- **What you have to do**: Copy out all of the data below with no alterations.

- **Data supplied**:
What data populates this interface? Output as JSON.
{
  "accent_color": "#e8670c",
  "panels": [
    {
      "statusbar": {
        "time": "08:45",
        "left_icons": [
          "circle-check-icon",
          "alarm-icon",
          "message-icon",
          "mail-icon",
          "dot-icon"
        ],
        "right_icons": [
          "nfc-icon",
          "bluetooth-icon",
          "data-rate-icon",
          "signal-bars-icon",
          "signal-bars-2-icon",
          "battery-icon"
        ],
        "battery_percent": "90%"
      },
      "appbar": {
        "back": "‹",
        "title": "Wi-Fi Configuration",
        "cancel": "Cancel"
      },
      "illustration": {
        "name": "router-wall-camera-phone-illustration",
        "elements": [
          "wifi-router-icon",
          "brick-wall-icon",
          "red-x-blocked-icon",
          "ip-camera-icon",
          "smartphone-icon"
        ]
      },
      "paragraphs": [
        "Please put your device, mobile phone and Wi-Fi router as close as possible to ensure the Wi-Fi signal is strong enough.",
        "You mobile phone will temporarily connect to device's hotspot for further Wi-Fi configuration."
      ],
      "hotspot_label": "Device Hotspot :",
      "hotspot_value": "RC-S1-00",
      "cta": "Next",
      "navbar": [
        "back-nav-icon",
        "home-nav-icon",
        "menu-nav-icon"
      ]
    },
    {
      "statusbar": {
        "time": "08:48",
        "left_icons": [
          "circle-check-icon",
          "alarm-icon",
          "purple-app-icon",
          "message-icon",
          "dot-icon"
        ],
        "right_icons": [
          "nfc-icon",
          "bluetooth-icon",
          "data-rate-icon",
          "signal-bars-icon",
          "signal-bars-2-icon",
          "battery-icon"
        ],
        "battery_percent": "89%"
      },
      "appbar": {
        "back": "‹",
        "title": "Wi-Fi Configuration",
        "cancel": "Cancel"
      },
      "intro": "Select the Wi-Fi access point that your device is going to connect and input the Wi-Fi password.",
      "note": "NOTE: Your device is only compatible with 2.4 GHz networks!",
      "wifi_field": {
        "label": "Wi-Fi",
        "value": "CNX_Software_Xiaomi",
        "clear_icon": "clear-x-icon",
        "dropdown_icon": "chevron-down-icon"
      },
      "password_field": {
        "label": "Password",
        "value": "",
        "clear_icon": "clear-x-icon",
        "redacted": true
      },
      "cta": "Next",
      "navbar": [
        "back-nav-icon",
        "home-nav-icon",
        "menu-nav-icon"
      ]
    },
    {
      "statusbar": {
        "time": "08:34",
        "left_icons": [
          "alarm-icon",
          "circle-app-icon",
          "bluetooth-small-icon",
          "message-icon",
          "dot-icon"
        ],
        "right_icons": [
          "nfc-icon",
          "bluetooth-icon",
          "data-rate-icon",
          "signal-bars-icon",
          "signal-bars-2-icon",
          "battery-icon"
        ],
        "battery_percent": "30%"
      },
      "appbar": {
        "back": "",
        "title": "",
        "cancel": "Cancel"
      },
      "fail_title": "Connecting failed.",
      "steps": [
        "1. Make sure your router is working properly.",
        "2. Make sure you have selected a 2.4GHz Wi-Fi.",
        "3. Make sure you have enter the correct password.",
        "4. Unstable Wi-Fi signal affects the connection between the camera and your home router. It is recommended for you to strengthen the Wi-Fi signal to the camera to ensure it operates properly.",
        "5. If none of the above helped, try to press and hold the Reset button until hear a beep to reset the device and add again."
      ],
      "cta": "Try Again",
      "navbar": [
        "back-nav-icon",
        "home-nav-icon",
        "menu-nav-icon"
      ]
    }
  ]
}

- **Task solution**:
What data populates this interface? Output as JSON.
{
  "accent_color": "#e8670c",
  "panels": [
    {
      "statusbar": {
        "time": "08:45",
        "left_icons": [
          "circle-check-icon",
          "alarm-icon",
          "message-icon",
          "mail-icon",
          "dot-icon"
        ],
        "right_icons": [
          "nfc-icon",
          "bluetooth-icon",
          "data-rate-icon",
          "signal-bars-icon",
          "signal-bars-2-icon",
          "battery-icon"
        ],
        "battery_percent": "90%"
      },
      "appbar": {
        "back": "‹",
        "title": "Wi-Fi Configuration",
        "cancel": "Cancel"
      },
      "illustration": {
        "name": "router-wall-camera-phone-illustration",
        "elements": [
          "wifi-router-icon",
          "brick-wall-icon",
          "red-x-blocked-icon",
          "ip-camera-icon",
          "smartphone-icon"
        ]
      },
      "paragraphs": [
        "Please put your device, mobile phone and Wi-Fi router as close as possible to ensure the Wi-Fi signal is strong enough.",
        "You mobile phone will temporarily connect to device's hotspot for further Wi-Fi configuration."
      ],
      "hotspot_label": "Device Hotspot :",
      "hotspot_value": "RC-S1-00",
      "cta": "Next",
      "navbar": [
        "back-nav-icon",
        "home-nav-icon",
        "menu-nav-icon"
      ]
    },
    {
      "statusbar": {
        "time": "08:48",
        "left_icons": [
          "circle-check-icon",
          "alarm-icon",
          "purple-app-icon",
          "message-icon",
          "dot-icon"
        ],
        "right_icons": [
          "nfc-icon",
          "bluetooth-icon",
          "data-rate-icon",
          "signal-bars-icon",
          "signal-bars-2-icon",
          "battery-icon"
        ],
        "battery_percent": "89%"
      },
      "appbar": {
        "back": "‹",
        "title": "Wi-Fi Configuration",
        "cancel": "Cancel"
      },
      "intro": "Select the Wi-Fi access point that your device is going to connect and input the Wi-Fi password.",
      "note": "NOTE: Your device is only compatible with 2.4 GHz networks!",
      "wifi_field": {
        "label": "Wi-Fi",
        "value": "CNX_Software_Xiaomi",
        "clear_icon": "clear-x-icon",
        "dropdown_icon": "chevron-down-icon"
      },
      "password_field": {
        "label": "Password",
        "value": "",
        "clear_icon": "clear-x-icon",
        "redacted": true
      },
      "cta": "Next",
      "navbar": [
        "back-nav-icon",
        "home-nav-icon",
        "menu-nav-icon"
      ]
    },
    {
      "statusbar": {
        "time": "08:34",
        "left_icons": [
          "alarm-icon",
          "circle-app-icon",
          "bluetooth-small-icon",
          "message-icon",
          "dot-icon"
        ],
        "right_icons": [
          "nfc-icon",
          "bluetooth-icon",
          "data-rate-icon",
          "signal-bars-icon",
          "signal-bars-2-icon",
          "battery-icon"
        ],
        "battery_percent": "30%"
      },
      "appbar": {
        "back": "",
        "title": "",
        "cancel": "Cancel"
      },
      "fail_title": "Connecting failed.",
      "steps": [
        "1. Make sure your router is working properly.",
        "2. Make sure you have selected a 2.4GHz Wi-Fi.",
        "3. Make sure you have enter the correct password.",
        "4. Unstable Wi-Fi signal affects the connection between the camera and your home router. It is recommended for you to strengthen the Wi-Fi signal to the camera to ensure it operates properly.",
        "5. If none of the above helped, try to press and hold the Reset button until hear a beep to reset the device and add again."
      ],
      "cta": "Try Again",
      "navbar": [
        "back-nav-icon",
        "home-nav-icon",
        "menu-nav-icon"
      ]
    }
  ]
}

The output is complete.